WORK TO BE COMPLETED: From the listing below, extract every line containing "WebDAV".

>> BEGIN DATA LISTING

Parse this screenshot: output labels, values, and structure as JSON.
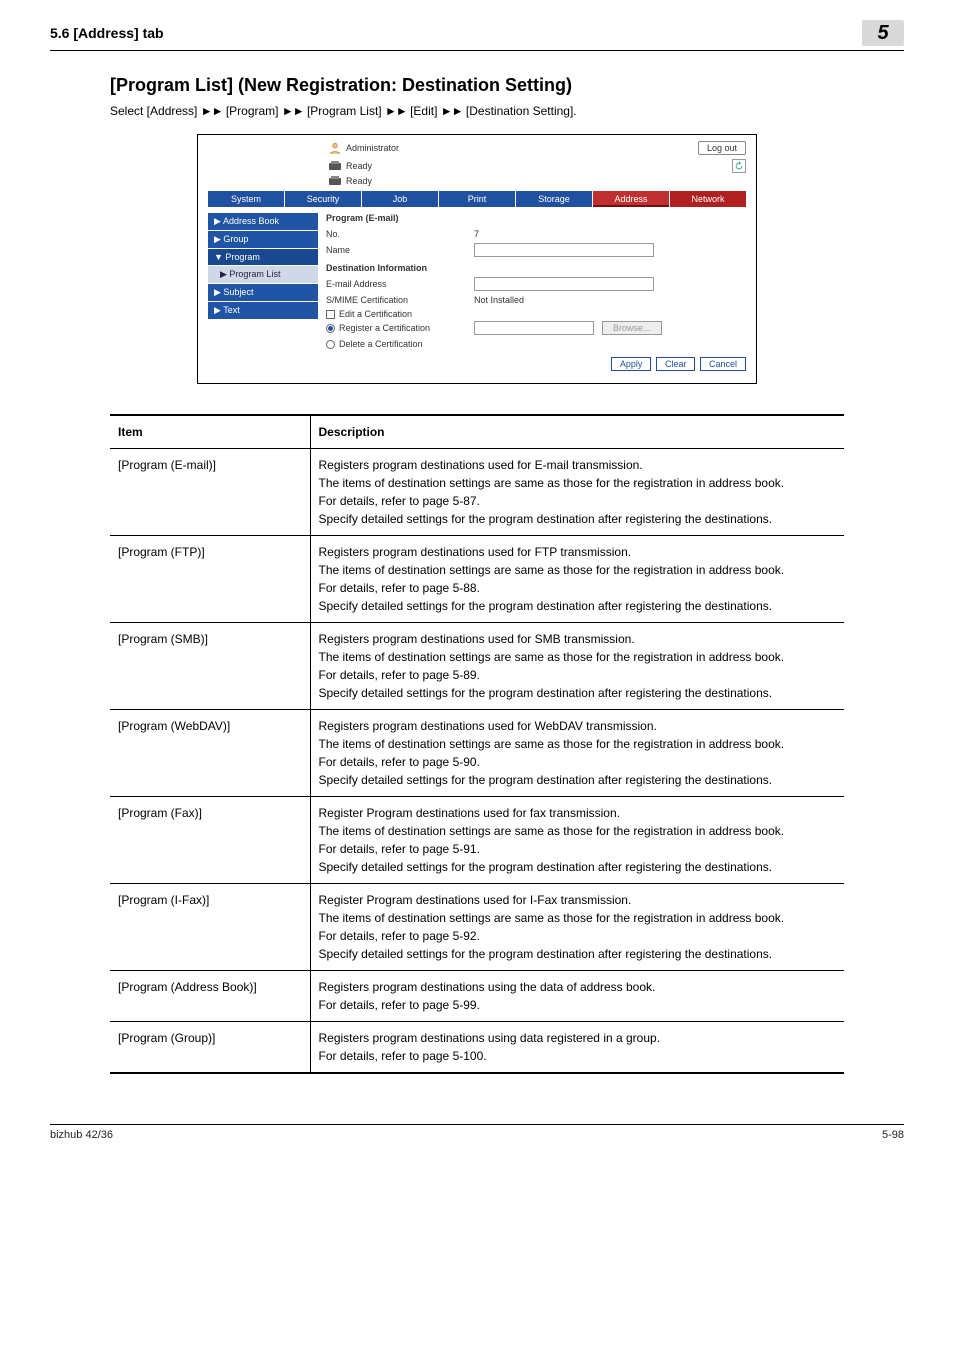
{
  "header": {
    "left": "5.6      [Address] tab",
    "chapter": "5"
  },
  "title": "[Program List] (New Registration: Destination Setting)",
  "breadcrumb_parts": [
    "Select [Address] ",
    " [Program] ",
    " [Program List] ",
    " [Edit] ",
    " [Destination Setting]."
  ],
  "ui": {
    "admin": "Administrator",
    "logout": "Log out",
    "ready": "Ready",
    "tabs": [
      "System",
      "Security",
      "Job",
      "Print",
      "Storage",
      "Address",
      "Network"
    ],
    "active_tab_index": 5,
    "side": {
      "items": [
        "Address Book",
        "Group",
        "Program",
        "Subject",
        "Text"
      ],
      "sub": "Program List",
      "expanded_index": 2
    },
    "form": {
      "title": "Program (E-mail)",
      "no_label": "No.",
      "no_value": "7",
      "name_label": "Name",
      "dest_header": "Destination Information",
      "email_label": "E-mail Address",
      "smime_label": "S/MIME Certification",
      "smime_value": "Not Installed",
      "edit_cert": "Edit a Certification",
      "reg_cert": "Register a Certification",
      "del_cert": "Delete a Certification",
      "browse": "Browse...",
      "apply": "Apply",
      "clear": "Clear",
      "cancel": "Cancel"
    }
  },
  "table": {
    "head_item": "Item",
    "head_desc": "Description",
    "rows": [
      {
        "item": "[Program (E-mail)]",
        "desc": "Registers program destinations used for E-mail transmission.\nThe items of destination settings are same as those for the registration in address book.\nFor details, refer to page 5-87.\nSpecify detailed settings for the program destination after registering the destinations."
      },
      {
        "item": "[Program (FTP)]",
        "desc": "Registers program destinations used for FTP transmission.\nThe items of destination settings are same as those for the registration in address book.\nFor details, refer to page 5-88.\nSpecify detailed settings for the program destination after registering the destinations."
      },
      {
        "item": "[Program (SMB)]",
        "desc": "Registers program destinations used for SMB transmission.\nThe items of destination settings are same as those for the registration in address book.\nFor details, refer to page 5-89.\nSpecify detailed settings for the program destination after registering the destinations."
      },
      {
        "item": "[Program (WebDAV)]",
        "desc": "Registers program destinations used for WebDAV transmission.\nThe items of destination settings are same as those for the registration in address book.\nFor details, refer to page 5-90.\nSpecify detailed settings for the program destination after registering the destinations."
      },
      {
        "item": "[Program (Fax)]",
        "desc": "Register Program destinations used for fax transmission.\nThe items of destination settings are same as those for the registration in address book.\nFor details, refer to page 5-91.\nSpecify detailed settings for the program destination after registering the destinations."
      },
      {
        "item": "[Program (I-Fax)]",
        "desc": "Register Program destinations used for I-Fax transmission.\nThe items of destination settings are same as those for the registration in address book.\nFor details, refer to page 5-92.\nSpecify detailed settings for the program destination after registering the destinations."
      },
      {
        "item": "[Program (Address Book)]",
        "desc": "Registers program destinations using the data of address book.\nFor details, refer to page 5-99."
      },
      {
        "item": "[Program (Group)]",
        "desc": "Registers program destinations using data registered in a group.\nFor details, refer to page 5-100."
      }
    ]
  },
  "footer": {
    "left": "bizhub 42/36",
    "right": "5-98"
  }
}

>> END DATA LISTING

FULL SOLUTION:
        "item": "[Program (WebDAV)]",
        "desc": "Registers program destinations used for WebDAV transmission.\nThe items of destination settings are same as those for the registration in address book.\nFor details, refer to page 5-90.\nSpecify detailed settings for the program destination after registering the destinations."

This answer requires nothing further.